** START OF Dataset entries **

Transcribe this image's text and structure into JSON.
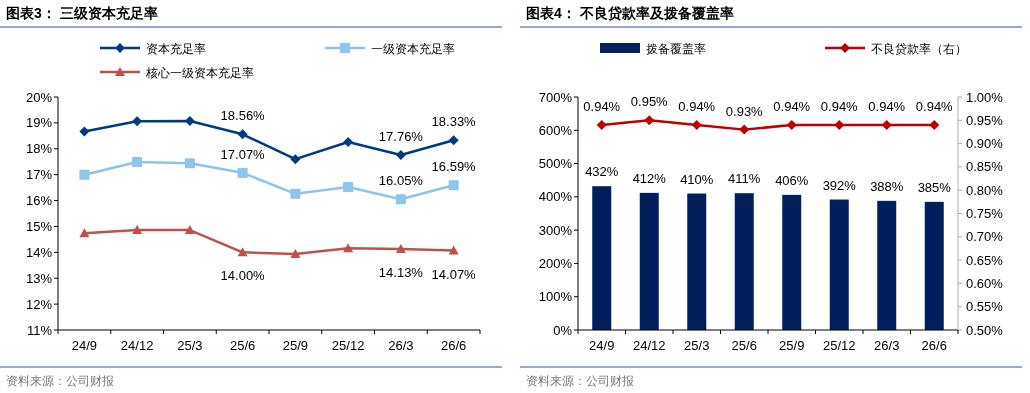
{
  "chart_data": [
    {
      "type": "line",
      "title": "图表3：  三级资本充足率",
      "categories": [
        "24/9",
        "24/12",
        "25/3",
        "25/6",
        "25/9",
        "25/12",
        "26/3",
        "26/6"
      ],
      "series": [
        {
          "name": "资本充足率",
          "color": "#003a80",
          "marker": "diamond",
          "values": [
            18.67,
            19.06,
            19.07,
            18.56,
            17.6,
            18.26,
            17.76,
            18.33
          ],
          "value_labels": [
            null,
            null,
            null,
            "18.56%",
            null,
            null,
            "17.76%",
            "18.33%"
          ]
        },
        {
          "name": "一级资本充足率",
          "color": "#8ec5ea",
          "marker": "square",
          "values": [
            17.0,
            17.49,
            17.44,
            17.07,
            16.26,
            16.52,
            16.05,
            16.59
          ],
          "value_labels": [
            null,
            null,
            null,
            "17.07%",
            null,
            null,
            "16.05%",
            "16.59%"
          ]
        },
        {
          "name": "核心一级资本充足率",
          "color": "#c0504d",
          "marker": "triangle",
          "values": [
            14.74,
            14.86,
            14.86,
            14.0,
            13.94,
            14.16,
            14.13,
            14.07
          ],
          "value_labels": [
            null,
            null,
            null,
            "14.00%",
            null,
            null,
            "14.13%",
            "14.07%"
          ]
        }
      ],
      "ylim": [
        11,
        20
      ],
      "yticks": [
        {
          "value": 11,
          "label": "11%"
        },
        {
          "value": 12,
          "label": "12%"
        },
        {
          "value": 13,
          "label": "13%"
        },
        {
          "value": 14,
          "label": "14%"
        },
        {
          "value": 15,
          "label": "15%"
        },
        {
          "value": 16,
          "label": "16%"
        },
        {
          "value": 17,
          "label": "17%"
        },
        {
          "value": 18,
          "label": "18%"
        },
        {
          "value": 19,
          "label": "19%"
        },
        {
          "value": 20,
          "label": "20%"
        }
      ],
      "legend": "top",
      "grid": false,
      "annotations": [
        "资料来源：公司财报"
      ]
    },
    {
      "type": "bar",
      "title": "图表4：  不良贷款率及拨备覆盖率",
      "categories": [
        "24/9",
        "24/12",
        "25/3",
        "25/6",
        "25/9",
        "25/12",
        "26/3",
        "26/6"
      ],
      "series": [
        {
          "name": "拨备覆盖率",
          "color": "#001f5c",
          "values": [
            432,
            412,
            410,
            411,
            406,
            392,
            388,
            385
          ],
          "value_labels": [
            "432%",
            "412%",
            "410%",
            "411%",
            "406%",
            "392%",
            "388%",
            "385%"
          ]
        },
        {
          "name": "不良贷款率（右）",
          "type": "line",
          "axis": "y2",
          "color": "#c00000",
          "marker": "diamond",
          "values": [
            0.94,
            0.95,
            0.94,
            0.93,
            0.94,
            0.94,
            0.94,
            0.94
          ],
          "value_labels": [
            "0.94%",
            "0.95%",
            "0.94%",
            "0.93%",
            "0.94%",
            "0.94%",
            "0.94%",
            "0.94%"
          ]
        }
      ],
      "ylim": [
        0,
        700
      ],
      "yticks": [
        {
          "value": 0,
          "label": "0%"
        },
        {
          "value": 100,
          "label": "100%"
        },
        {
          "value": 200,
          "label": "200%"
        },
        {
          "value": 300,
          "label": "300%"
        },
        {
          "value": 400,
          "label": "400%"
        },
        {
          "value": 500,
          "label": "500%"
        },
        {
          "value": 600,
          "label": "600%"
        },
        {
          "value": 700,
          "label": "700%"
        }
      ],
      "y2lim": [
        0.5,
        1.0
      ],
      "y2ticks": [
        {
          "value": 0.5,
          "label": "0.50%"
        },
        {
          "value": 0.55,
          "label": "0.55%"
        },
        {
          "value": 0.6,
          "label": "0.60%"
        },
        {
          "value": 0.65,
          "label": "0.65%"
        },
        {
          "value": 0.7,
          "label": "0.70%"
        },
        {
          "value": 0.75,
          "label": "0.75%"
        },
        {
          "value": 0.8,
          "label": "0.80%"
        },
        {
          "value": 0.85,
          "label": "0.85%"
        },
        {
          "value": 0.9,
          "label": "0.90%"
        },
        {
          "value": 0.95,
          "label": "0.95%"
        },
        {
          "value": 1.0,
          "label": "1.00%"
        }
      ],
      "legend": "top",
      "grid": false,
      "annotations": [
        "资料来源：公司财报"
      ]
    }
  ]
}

** END OF Dataset entries **

Write out all the records again, exactly, minus any pictures.

_Answer to the exercise_
Transcribe this image's text and structure into JSON.
{
  "chart_data": [
    {
      "type": "line",
      "title": "图表3：  三级资本充足率",
      "categories": [
        "24/9",
        "24/12",
        "25/3",
        "25/6",
        "25/9",
        "25/12",
        "26/3",
        "26/6"
      ],
      "series": [
        {
          "name": "资本充足率",
          "color": "#003a80",
          "marker": "diamond",
          "values": [
            18.67,
            19.06,
            19.07,
            18.56,
            17.6,
            18.26,
            17.76,
            18.33
          ],
          "value_labels": [
            null,
            null,
            null,
            "18.56%",
            null,
            null,
            "17.76%",
            "18.33%"
          ]
        },
        {
          "name": "一级资本充足率",
          "color": "#8ec5ea",
          "marker": "square",
          "values": [
            17.0,
            17.49,
            17.44,
            17.07,
            16.26,
            16.52,
            16.05,
            16.59
          ],
          "value_labels": [
            null,
            null,
            null,
            "17.07%",
            null,
            null,
            "16.05%",
            "16.59%"
          ]
        },
        {
          "name": "核心一级资本充足率",
          "color": "#c0504d",
          "marker": "triangle",
          "values": [
            14.74,
            14.86,
            14.86,
            14.0,
            13.94,
            14.16,
            14.13,
            14.07
          ],
          "value_labels": [
            null,
            null,
            null,
            "14.00%",
            null,
            null,
            "14.13%",
            "14.07%"
          ]
        }
      ],
      "ylim": [
        11,
        20
      ],
      "yticks": [
        {
          "value": 11,
          "label": "11%"
        },
        {
          "value": 12,
          "label": "12%"
        },
        {
          "value": 13,
          "label": "13%"
        },
        {
          "value": 14,
          "label": "14%"
        },
        {
          "value": 15,
          "label": "15%"
        },
        {
          "value": 16,
          "label": "16%"
        },
        {
          "value": 17,
          "label": "17%"
        },
        {
          "value": 18,
          "label": "18%"
        },
        {
          "value": 19,
          "label": "19%"
        },
        {
          "value": 20,
          "label": "20%"
        }
      ],
      "legend": "top",
      "grid": false,
      "annotations": [
        "资料来源：公司财报"
      ]
    },
    {
      "type": "bar",
      "title": "图表4：  不良贷款率及拨备覆盖率",
      "categories": [
        "24/9",
        "24/12",
        "25/3",
        "25/6",
        "25/9",
        "25/12",
        "26/3",
        "26/6"
      ],
      "series": [
        {
          "name": "拨备覆盖率",
          "color": "#001f5c",
          "values": [
            432,
            412,
            410,
            411,
            406,
            392,
            388,
            385
          ],
          "value_labels": [
            "432%",
            "412%",
            "410%",
            "411%",
            "406%",
            "392%",
            "388%",
            "385%"
          ]
        },
        {
          "name": "不良贷款率（右）",
          "type": "line",
          "axis": "y2",
          "color": "#c00000",
          "marker": "diamond",
          "values": [
            0.94,
            0.95,
            0.94,
            0.93,
            0.94,
            0.94,
            0.94,
            0.94
          ],
          "value_labels": [
            "0.94%",
            "0.95%",
            "0.94%",
            "0.93%",
            "0.94%",
            "0.94%",
            "0.94%",
            "0.94%"
          ]
        }
      ],
      "ylim": [
        0,
        700
      ],
      "yticks": [
        {
          "value": 0,
          "label": "0%"
        },
        {
          "value": 100,
          "label": "100%"
        },
        {
          "value": 200,
          "label": "200%"
        },
        {
          "value": 300,
          "label": "300%"
        },
        {
          "value": 400,
          "label": "400%"
        },
        {
          "value": 500,
          "label": "500%"
        },
        {
          "value": 600,
          "label": "600%"
        },
        {
          "value": 700,
          "label": "700%"
        }
      ],
      "y2lim": [
        0.5,
        1.0
      ],
      "y2ticks": [
        {
          "value": 0.5,
          "label": "0.50%"
        },
        {
          "value": 0.55,
          "label": "0.55%"
        },
        {
          "value": 0.6,
          "label": "0.60%"
        },
        {
          "value": 0.65,
          "label": "0.65%"
        },
        {
          "value": 0.7,
          "label": "0.70%"
        },
        {
          "value": 0.75,
          "label": "0.75%"
        },
        {
          "value": 0.8,
          "label": "0.80%"
        },
        {
          "value": 0.85,
          "label": "0.85%"
        },
        {
          "value": 0.9,
          "label": "0.90%"
        },
        {
          "value": 0.95,
          "label": "0.95%"
        },
        {
          "value": 1.0,
          "label": "1.00%"
        }
      ],
      "legend": "top",
      "grid": false,
      "annotations": [
        "资料来源：公司财报"
      ]
    }
  ]
}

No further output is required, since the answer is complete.